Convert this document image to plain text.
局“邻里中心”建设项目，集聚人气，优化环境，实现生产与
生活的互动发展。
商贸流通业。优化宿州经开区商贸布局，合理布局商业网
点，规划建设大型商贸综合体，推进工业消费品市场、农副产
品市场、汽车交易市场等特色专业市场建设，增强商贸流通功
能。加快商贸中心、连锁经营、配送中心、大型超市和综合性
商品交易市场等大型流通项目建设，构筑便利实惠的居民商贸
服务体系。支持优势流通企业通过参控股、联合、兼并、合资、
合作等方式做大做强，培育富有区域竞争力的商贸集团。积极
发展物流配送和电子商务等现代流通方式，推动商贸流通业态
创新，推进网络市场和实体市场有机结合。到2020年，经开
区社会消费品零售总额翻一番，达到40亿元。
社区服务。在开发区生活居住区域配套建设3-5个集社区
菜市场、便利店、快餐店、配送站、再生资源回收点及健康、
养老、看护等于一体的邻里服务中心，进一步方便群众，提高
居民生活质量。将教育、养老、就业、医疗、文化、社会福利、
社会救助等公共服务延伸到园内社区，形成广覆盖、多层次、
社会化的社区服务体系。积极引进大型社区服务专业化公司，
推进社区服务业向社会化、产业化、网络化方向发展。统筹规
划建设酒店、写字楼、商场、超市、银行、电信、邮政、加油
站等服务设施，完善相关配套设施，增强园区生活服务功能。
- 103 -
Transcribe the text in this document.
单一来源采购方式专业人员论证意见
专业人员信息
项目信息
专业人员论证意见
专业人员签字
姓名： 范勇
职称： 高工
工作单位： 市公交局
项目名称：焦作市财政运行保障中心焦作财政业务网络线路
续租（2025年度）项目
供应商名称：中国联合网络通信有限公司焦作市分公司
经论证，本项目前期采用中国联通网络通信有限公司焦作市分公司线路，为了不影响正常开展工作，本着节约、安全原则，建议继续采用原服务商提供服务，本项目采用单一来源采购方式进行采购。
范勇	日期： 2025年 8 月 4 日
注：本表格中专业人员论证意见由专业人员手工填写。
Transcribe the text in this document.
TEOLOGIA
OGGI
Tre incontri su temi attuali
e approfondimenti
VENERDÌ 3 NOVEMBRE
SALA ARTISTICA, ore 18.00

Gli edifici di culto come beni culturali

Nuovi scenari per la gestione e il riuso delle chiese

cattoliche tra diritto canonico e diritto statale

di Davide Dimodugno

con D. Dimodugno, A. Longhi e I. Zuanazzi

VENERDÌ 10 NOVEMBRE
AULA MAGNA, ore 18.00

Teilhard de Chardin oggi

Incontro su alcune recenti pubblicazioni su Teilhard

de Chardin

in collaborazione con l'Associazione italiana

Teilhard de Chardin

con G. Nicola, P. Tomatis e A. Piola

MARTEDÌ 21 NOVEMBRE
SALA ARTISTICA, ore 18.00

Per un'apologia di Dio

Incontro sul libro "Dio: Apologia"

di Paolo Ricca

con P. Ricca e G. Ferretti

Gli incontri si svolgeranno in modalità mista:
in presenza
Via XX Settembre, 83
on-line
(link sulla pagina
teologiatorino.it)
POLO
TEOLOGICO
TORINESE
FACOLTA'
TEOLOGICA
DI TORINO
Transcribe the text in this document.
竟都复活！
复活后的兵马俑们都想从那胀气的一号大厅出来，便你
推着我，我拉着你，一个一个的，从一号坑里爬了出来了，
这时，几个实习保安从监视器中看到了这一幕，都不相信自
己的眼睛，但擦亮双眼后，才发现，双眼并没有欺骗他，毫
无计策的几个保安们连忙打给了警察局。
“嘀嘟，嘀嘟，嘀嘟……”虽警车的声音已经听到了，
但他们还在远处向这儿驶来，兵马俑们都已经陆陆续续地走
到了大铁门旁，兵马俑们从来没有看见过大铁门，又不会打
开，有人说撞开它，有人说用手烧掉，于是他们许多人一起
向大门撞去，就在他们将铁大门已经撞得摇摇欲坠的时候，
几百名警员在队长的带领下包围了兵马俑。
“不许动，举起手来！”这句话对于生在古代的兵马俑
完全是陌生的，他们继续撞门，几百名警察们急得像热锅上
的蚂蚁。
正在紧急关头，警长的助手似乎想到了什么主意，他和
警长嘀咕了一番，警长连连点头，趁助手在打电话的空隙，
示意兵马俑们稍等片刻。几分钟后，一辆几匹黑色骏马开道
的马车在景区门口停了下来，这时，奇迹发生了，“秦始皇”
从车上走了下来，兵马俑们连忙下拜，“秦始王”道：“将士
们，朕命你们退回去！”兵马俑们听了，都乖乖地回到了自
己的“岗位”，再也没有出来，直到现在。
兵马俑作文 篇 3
--------------------------------
DIRECTIONS FOR THIS TASK: Extract each entry in full and write it down exactly.

SOLUTION BELOW:
Convert this document image to plain text.
局“邻里中心”建设项目，集聚人气，优化环境，实现生产与
生活的互动发展。
商贸流通业。优化宿州经开区商贸布局，合理布局商业网
点，规划建设大型商贸综合体，推进工业消费品市场、农副产
品市场、汽车交易市场等特色专业市场建设，增强商贸流通功
能。加快商贸中心、连锁经营、配送中心、大型超市和综合性
商品交易市场等大型流通项目建设，构筑便利实惠的居民商贸
服务体系。支持优势流通企业通过参控股、联合、兼并、合资、
合作等方式做大做强，培育富有区域竞争力的商贸集团。积极
发展物流配送和电子商务等现代流通方式，推动商贸流通业态
创新，推进网络市场和实体市场有机结合。到2020年，经开
区社会消费品零售总额翻一番，达到40亿元。
社区服务。在开发区生活居住区域配套建设3-5个集社区
菜市场、便利店、快餐店、配送站、再生资源回收点及健康、
养老、看护等于一体的邻里服务中心，进一步方便群众，提高
居民生活质量。将教育、养老、就业、医疗、文化、社会福利、
社会救助等公共服务延伸到园内社区，形成广覆盖、多层次、
社会化的社区服务体系。积极引进大型社区服务专业化公司，
推进社区服务业向社会化、产业化、网络化方向发展。统筹规
划建设酒店、写字楼、商场、超市、银行、电信、邮政、加油
站等服务设施，完善相关配套设施，增强园区生活服务功能。
- 103 -
Transcribe the text in this document.
单一来源采购方式专业人员论证意见
专业人员信息
项目信息
专业人员论证意见
专业人员签字
姓名： 范勇
职称： 高工
工作单位： 市公交局
项目名称：焦作市财政运行保障中心焦作财政业务网络线路
续租（2025年度）项目
供应商名称：中国联合网络通信有限公司焦作市分公司
经论证，本项目前期采用中国联通网络通信有限公司焦作市分公司线路，为了不影响正常开展工作，本着节约、安全原则，建议继续采用原服务商提供服务，本项目采用单一来源采购方式进行采购。
范勇	日期： 2025年 8 月 4 日
注：本表格中专业人员论证意见由专业人员手工填写。
Transcribe the text in this document.
TEOLOGIA
OGGI
Tre incontri su temi attuali
e approfondimenti
VENERDÌ 3 NOVEMBRE
SALA ARTISTICA, ore 18.00

Gli edifici di culto come beni culturali

Nuovi scenari per la gestione e il riuso delle chiese

cattoliche tra diritto canonico e diritto statale

di Davide Dimodugno

con D. Dimodugno, A. Longhi e I. Zuanazzi

VENERDÌ 10 NOVEMBRE
AULA MAGNA, ore 18.00

Teilhard de Chardin oggi

Incontro su alcune recenti pubblicazioni su Teilhard

de Chardin

in collaborazione con l'Associazione italiana

Teilhard de Chardin

con G. Nicola, P. Tomatis e A. Piola

MARTEDÌ 21 NOVEMBRE
SALA ARTISTICA, ore 18.00

Per un'apologia di Dio

Incontro sul libro "Dio: Apologia"

di Paolo Ricca

con P. Ricca e G. Ferretti

Gli incontri si svolgeranno in modalità mista:
in presenza
Via XX Settembre, 83
on-line
(link sulla pagina
teologiatorino.it)
POLO
TEOLOGICO
TORINESE
FACOLTA'
TEOLOGICA
DI TORINO
Transcribe the text in this document.
竟都复活！
复活后的兵马俑们都想从那胀气的一号大厅出来，便你
推着我，我拉着你，一个一个的，从一号坑里爬了出来了，
这时，几个实习保安从监视器中看到了这一幕，都不相信自
己的眼睛，但擦亮双眼后，才发现，双眼并没有欺骗他，毫
无计策的几个保安们连忙打给了警察局。
“嘀嘟，嘀嘟，嘀嘟……”虽警车的声音已经听到了，
但他们还在远处向这儿驶来，兵马俑们都已经陆陆续续地走
到了大铁门旁，兵马俑们从来没有看见过大铁门，又不会打
开，有人说撞开它，有人说用手烧掉，于是他们许多人一起
向大门撞去，就在他们将铁大门已经撞得摇摇欲坠的时候，
几百名警员在队长的带领下包围了兵马俑。
“不许动，举起手来！”这句话对于生在古代的兵马俑
完全是陌生的，他们继续撞门，几百名警察们急得像热锅上
的蚂蚁。
正在紧急关头，警长的助手似乎想到了什么主意，他和
警长嘀咕了一番，警长连连点头，趁助手在打电话的空隙，
示意兵马俑们稍等片刻。几分钟后，一辆几匹黑色骏马开道
的马车在景区门口停了下来，这时，奇迹发生了，“秦始皇”
从车上走了下来，兵马俑们连忙下拜，“秦始王”道：“将士
们，朕命你们退回去！”兵马俑们听了，都乖乖地回到了自
己的“岗位”，再也没有出来，直到现在。
兵马俑作文 篇 3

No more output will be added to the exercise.